TASK TO COMPLETE: Pick out every line with the word "name" and copy it.

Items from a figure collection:
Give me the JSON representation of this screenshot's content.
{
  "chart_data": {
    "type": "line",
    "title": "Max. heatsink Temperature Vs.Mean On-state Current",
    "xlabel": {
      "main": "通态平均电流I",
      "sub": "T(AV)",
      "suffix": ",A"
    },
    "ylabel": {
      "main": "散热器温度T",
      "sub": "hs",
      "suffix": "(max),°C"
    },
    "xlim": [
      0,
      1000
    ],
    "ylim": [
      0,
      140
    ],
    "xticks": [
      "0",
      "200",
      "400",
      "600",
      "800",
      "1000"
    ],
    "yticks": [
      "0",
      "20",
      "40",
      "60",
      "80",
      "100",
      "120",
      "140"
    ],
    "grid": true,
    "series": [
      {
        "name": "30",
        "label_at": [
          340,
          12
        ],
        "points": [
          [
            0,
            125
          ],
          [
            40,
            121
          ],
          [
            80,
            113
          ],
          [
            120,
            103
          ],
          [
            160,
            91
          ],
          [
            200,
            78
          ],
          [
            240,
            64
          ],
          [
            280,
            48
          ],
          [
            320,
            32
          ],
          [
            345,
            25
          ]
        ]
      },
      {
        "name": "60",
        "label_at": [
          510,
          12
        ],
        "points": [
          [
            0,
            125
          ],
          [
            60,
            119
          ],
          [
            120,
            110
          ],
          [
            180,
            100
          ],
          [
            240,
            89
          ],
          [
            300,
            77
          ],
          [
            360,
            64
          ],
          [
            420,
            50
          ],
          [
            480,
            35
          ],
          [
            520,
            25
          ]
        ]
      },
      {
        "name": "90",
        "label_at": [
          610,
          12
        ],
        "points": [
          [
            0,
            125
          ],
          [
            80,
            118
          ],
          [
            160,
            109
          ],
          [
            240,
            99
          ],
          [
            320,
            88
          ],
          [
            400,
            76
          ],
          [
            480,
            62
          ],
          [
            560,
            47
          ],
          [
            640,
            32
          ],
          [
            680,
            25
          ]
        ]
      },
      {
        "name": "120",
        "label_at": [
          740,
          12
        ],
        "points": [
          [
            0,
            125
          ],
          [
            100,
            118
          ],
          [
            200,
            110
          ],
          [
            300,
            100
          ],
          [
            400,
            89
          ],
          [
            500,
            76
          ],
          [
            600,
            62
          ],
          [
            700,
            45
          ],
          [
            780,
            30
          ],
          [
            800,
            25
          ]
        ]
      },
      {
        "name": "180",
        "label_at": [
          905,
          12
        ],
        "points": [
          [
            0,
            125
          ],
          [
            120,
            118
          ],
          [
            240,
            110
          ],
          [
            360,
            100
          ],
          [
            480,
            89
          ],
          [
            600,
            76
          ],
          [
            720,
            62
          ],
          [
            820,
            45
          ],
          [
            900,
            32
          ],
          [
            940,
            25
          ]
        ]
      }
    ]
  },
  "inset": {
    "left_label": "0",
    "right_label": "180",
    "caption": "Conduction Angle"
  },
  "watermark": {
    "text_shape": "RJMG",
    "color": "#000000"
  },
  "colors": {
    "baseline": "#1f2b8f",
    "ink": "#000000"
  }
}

EXPECTED ANSWER:
        "name": "30",
        "name": "60",
        "name": "90",
        "name": "120",
        "name": "180",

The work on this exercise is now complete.